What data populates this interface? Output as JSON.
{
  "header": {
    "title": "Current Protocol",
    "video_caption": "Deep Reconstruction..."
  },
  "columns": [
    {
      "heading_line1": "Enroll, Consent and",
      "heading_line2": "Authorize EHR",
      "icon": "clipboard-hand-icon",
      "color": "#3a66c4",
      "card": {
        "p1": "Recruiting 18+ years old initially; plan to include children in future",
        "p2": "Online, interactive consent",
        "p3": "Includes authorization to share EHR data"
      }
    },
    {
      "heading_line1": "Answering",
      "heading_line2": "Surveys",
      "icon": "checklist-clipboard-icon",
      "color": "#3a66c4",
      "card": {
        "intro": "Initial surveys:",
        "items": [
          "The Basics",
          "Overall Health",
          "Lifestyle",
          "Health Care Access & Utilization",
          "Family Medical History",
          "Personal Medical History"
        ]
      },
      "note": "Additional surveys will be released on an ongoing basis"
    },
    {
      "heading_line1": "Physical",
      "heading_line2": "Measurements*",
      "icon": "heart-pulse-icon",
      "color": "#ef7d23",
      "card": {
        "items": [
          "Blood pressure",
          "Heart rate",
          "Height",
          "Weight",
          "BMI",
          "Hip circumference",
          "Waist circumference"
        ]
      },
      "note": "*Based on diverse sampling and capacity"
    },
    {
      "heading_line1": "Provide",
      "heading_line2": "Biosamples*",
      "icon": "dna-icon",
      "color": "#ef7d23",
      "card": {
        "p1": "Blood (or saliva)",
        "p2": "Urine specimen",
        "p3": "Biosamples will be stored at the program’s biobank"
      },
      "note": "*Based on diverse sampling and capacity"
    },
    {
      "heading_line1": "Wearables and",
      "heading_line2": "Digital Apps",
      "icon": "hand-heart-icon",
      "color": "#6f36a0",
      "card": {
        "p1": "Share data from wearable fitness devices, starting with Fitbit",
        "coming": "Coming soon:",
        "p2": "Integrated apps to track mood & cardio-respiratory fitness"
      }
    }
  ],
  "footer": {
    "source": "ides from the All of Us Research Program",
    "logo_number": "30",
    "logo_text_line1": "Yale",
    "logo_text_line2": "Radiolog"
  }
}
==*==
**YOUR GOAL**
Search the lines for "History". Copy each line that has it.

**WRITTEN RESPONSE**
          "Family Medical History",
          "Personal Medical History"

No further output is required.